▸ Stated problem
All of the material below is to be repeated exactly.

▸ Dataset extract
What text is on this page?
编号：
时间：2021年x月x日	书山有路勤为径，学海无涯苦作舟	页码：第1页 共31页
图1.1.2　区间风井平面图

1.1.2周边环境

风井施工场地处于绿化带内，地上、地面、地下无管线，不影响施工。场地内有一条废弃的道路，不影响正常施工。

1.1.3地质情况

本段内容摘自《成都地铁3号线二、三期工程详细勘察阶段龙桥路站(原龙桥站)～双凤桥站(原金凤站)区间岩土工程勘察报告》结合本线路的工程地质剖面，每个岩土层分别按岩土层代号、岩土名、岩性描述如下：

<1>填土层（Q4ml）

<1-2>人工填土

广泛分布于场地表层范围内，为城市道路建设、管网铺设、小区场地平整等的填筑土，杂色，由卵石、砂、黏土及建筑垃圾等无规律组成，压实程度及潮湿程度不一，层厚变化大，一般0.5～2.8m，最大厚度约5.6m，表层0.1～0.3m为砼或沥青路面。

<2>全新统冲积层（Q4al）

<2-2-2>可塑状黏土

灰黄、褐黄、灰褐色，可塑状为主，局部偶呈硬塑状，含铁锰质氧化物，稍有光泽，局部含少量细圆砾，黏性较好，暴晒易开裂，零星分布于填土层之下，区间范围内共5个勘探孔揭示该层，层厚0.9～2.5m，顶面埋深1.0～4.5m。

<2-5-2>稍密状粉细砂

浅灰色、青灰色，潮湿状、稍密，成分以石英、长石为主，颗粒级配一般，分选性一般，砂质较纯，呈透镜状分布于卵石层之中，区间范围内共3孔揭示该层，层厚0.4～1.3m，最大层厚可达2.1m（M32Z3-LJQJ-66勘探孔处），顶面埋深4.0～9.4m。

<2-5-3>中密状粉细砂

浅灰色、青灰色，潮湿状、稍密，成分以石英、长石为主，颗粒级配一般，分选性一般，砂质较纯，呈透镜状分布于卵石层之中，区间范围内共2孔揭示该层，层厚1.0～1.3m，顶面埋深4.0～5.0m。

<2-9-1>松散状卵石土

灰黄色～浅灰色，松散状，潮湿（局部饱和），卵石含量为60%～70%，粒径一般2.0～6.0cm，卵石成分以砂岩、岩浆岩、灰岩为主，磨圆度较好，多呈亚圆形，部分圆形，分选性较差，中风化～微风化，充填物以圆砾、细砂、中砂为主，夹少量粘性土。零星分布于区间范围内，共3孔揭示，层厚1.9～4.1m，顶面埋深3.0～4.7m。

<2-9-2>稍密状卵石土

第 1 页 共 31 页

▸ Result of the exercise
What text is on this page?
编号：
时间：2021年x月x日	书山有路勤为径，学海无涯苦作舟	页码：第1页 共31页
图1.1.2　区间风井平面图

1.1.2周边环境

风井施工场地处于绿化带内，地上、地面、地下无管线，不影响施工。场地内有一条废弃的道路，不影响正常施工。

1.1.3地质情况

本段内容摘自《成都地铁3号线二、三期工程详细勘察阶段龙桥路站(原龙桥站)～双凤桥站(原金凤站)区间岩土工程勘察报告》结合本线路的工程地质剖面，每个岩土层分别按岩土层代号、岩土名、岩性描述如下：

<1>填土层（Q4ml）

<1-2>人工填土

广泛分布于场地表层范围内，为城市道路建设、管网铺设、小区场地平整等的填筑土，杂色，由卵石、砂、黏土及建筑垃圾等无规律组成，压实程度及潮湿程度不一，层厚变化大，一般0.5～2.8m，最大厚度约5.6m，表层0.1～0.3m为砼或沥青路面。

<2>全新统冲积层（Q4al）

<2-2-2>可塑状黏土

灰黄、褐黄、灰褐色，可塑状为主，局部偶呈硬塑状，含铁锰质氧化物，稍有光泽，局部含少量细圆砾，黏性较好，暴晒易开裂，零星分布于填土层之下，区间范围内共5个勘探孔揭示该层，层厚0.9～2.5m，顶面埋深1.0～4.5m。

<2-5-2>稍密状粉细砂

浅灰色、青灰色，潮湿状、稍密，成分以石英、长石为主，颗粒级配一般，分选性一般，砂质较纯，呈透镜状分布于卵石层之中，区间范围内共3孔揭示该层，层厚0.4～1.3m，最大层厚可达2.1m（M32Z3-LJQJ-66勘探孔处），顶面埋深4.0～9.4m。

<2-5-3>中密状粉细砂

浅灰色、青灰色，潮湿状、稍密，成分以石英、长石为主，颗粒级配一般，分选性一般，砂质较纯，呈透镜状分布于卵石层之中，区间范围内共2孔揭示该层，层厚1.0～1.3m，顶面埋深4.0～5.0m。

<2-9-1>松散状卵石土

灰黄色～浅灰色，松散状，潮湿（局部饱和），卵石含量为60%～70%，粒径一般2.0～6.0cm，卵石成分以砂岩、岩浆岩、灰岩为主，磨圆度较好，多呈亚圆形，部分圆形，分选性较差，中风化～微风化，充填物以圆砾、细砂、中砂为主，夹少量粘性土。零星分布于区间范围内，共3孔揭示，层厚1.9～4.1m，顶面埋深3.0～4.7m。

<2-9-2>稍密状卵石土

第 1 页 共 31 页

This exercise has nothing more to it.